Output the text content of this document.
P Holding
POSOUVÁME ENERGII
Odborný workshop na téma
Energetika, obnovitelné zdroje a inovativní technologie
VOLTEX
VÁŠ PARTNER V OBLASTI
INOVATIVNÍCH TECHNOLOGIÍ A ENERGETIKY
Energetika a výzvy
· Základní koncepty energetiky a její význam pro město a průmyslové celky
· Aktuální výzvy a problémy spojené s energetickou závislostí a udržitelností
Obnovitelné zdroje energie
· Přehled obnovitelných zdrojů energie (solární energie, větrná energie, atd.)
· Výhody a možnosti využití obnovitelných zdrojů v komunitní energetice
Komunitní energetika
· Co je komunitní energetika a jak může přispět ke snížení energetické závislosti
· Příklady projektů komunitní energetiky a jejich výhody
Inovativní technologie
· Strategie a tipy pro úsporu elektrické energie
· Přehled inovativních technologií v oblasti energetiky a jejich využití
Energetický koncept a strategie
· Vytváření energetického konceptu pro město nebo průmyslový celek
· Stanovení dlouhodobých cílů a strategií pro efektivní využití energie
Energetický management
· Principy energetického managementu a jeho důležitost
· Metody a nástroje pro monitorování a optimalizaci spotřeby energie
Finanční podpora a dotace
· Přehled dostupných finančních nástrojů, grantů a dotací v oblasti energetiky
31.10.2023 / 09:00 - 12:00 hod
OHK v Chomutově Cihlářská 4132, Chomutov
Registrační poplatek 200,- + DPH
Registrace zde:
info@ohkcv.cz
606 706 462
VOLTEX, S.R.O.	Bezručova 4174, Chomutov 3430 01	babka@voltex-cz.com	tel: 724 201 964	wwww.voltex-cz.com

-=-=-=-=-

EXERCISE BRIEF: Go through the material above line by line and copy it exactly.

RESPONSE TO THE TASK:
Output the text content of this document.
P Holding
POSOUVÁME ENERGII
Odborný workshop na téma
Energetika, obnovitelné zdroje a inovativní technologie
VOLTEX
VÁŠ PARTNER V OBLASTI
INOVATIVNÍCH TECHNOLOGIÍ A ENERGETIKY
Energetika a výzvy
· Základní koncepty energetiky a její význam pro město a průmyslové celky
· Aktuální výzvy a problémy spojené s energetickou závislostí a udržitelností
Obnovitelné zdroje energie
· Přehled obnovitelných zdrojů energie (solární energie, větrná energie, atd.)
· Výhody a možnosti využití obnovitelných zdrojů v komunitní energetice
Komunitní energetika
· Co je komunitní energetika a jak může přispět ke snížení energetické závislosti
· Příklady projektů komunitní energetiky a jejich výhody
Inovativní technologie
· Strategie a tipy pro úsporu elektrické energie
· Přehled inovativních technologií v oblasti energetiky a jejich využití
Energetický koncept a strategie
· Vytváření energetického konceptu pro město nebo průmyslový celek
· Stanovení dlouhodobých cílů a strategií pro efektivní využití energie
Energetický management
· Principy energetického managementu a jeho důležitost
· Metody a nástroje pro monitorování a optimalizaci spotřeby energie
Finanční podpora a dotace
· Přehled dostupných finančních nástrojů, grantů a dotací v oblasti energetiky
31.10.2023 / 09:00 - 12:00 hod
OHK v Chomutově Cihlářská 4132, Chomutov
Registrační poplatek 200,- + DPH
Registrace zde:
info@ohkcv.cz
606 706 462
VOLTEX, S.R.O.	Bezručova 4174, Chomutov 3430 01	babka@voltex-cz.com	tel: 724 201 964	wwww.voltex-cz.com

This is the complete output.